| Request |
Write out the whole of the material exactly.

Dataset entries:
————————
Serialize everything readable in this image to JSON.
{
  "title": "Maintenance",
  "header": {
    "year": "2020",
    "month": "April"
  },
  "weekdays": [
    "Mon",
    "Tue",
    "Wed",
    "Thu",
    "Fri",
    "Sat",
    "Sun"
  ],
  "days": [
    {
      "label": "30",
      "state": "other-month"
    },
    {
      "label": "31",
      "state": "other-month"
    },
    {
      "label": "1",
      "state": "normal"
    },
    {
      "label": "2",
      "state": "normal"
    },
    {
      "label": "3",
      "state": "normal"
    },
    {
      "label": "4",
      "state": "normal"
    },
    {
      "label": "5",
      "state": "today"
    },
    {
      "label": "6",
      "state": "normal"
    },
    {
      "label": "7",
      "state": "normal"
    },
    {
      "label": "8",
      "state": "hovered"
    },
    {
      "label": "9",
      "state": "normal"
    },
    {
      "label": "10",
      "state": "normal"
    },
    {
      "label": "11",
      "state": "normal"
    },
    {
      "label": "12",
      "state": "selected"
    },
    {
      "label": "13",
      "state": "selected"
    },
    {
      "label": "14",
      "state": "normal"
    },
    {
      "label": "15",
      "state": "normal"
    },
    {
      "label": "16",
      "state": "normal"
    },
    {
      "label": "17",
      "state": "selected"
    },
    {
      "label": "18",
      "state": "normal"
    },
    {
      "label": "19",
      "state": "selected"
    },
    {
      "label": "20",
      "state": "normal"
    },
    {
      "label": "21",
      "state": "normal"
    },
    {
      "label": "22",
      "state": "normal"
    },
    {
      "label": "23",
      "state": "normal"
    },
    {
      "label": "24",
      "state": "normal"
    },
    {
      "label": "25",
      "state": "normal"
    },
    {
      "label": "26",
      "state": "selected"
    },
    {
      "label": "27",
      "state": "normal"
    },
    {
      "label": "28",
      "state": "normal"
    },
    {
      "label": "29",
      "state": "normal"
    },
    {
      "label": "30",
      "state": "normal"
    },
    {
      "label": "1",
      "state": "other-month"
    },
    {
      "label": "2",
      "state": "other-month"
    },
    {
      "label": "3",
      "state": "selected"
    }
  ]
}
————————
| Task response |
Serialize everything readable in this image to JSON.
{
  "title": "Maintenance",
  "header": {
    "year": "2020",
    "month": "April"
  },
  "weekdays": [
    "Mon",
    "Tue",
    "Wed",
    "Thu",
    "Fri",
    "Sat",
    "Sun"
  ],
  "days": [
    {
      "label": "30",
      "state": "other-month"
    },
    {
      "label": "31",
      "state": "other-month"
    },
    {
      "label": "1",
      "state": "normal"
    },
    {
      "label": "2",
      "state": "normal"
    },
    {
      "label": "3",
      "state": "normal"
    },
    {
      "label": "4",
      "state": "normal"
    },
    {
      "label": "5",
      "state": "today"
    },
    {
      "label": "6",
      "state": "normal"
    },
    {
      "label": "7",
      "state": "normal"
    },
    {
      "label": "8",
      "state": "hovered"
    },
    {
      "label": "9",
      "state": "normal"
    },
    {
      "label": "10",
      "state": "normal"
    },
    {
      "label": "11",
      "state": "normal"
    },
    {
      "label": "12",
      "state": "selected"
    },
    {
      "label": "13",
      "state": "selected"
    },
    {
      "label": "14",
      "state": "normal"
    },
    {
      "label": "15",
      "state": "normal"
    },
    {
      "label": "16",
      "state": "normal"
    },
    {
      "label": "17",
      "state": "selected"
    },
    {
      "label": "18",
      "state": "normal"
    },
    {
      "label": "19",
      "state": "selected"
    },
    {
      "label": "20",
      "state": "normal"
    },
    {
      "label": "21",
      "state": "normal"
    },
    {
      "label": "22",
      "state": "normal"
    },
    {
      "label": "23",
      "state": "normal"
    },
    {
      "label": "24",
      "state": "normal"
    },
    {
      "label": "25",
      "state": "normal"
    },
    {
      "label": "26",
      "state": "selected"
    },
    {
      "label": "27",
      "state": "normal"
    },
    {
      "label": "28",
      "state": "normal"
    },
    {
      "label": "29",
      "state": "normal"
    },
    {
      "label": "30",
      "state": "normal"
    },
    {
      "label": "1",
      "state": "other-month"
    },
    {
      "label": "2",
      "state": "other-month"
    },
    {
      "label": "3",
      "state": "selected"
    }
  ]
}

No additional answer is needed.